**Problem requirements**: Using the records below, locate all lines containing "this" and return them.

**Dataset records**:

--------------------

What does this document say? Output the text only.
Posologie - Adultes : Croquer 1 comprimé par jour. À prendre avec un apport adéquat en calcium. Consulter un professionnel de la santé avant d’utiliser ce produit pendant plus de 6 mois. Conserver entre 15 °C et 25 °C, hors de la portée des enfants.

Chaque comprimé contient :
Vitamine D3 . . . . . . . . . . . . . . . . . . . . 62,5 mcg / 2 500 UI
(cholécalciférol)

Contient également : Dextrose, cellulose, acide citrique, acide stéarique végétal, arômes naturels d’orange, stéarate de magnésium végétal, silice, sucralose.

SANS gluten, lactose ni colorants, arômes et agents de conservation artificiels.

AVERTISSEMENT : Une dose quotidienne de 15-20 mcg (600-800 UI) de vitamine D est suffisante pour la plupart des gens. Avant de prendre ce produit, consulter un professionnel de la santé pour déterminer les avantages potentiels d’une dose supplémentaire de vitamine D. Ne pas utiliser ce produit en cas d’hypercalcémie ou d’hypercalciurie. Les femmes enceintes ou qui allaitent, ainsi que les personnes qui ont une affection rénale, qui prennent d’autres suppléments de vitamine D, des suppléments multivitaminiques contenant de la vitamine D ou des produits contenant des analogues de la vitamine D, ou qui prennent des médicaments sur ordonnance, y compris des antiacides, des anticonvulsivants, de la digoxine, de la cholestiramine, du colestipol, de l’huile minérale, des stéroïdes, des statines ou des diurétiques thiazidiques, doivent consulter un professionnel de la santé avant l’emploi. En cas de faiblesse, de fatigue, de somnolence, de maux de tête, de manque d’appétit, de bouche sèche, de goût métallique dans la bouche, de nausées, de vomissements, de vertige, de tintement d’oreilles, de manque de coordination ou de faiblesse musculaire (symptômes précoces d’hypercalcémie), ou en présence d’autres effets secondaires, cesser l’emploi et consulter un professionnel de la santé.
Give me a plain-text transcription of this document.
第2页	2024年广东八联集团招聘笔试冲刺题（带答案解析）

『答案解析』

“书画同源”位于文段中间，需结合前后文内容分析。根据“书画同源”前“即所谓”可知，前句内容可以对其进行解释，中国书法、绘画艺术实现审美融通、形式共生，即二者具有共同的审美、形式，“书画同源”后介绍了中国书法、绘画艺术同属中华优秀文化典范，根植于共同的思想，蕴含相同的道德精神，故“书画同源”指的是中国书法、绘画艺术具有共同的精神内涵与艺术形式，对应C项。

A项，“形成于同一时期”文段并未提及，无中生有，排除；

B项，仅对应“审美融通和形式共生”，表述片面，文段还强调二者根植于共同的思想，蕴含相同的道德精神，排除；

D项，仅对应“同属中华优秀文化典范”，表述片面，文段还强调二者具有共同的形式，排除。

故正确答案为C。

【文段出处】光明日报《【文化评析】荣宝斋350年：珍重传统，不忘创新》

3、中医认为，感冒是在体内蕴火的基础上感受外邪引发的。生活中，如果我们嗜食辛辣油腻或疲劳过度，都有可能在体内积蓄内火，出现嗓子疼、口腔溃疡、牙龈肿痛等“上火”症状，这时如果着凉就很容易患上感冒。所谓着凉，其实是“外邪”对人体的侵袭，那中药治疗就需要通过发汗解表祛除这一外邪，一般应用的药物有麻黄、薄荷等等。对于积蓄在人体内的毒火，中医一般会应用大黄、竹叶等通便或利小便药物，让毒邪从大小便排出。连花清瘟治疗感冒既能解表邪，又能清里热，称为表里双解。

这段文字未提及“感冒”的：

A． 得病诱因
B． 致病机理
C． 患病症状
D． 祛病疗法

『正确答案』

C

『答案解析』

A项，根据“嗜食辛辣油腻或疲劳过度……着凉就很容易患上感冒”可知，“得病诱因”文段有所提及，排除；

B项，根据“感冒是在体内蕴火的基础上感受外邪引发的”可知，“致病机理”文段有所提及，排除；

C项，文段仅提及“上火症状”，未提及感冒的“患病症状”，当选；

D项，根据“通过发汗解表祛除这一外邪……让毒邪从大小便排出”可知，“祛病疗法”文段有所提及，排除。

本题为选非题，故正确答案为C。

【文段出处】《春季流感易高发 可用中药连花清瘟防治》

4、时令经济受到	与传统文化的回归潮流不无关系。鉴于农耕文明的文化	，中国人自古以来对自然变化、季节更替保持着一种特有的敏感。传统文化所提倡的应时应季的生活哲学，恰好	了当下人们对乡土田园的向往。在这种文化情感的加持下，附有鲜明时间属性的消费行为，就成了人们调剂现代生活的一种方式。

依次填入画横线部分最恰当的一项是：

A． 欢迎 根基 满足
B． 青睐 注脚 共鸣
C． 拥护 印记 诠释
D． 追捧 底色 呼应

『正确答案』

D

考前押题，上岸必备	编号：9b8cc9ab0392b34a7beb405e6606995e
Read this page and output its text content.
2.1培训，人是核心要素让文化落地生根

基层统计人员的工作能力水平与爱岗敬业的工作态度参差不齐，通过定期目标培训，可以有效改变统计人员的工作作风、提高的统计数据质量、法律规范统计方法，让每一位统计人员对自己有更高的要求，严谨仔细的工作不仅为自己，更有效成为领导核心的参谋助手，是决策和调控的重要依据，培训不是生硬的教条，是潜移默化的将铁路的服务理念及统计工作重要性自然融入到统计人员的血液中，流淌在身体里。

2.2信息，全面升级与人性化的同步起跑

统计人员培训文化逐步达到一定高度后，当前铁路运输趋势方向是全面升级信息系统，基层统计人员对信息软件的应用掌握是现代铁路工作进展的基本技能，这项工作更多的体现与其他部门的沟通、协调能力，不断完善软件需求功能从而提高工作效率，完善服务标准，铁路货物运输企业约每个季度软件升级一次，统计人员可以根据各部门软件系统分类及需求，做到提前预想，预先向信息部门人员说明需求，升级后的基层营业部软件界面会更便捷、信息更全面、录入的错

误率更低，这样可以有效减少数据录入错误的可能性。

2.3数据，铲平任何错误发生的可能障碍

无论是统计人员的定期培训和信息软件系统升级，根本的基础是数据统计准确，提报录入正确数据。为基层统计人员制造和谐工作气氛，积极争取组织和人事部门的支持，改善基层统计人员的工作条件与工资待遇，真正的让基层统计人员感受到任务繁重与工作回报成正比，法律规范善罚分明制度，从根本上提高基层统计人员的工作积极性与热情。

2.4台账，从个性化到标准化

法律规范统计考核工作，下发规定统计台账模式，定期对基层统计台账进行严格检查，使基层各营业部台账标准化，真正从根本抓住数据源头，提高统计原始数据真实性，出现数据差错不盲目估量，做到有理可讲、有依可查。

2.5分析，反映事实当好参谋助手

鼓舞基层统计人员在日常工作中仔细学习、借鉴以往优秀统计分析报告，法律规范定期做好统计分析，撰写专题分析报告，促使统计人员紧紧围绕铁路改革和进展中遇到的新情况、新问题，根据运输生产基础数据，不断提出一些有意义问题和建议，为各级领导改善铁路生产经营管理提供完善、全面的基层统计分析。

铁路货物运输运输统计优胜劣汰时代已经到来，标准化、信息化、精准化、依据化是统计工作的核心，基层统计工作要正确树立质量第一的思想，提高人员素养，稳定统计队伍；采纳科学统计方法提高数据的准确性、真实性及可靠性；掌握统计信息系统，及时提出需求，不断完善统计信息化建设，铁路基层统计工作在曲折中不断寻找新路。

--------------------

**Written reply**:
What does this document say? Output the text only.
Give me a plain-text transcription of this document.
Read this page and output its text content.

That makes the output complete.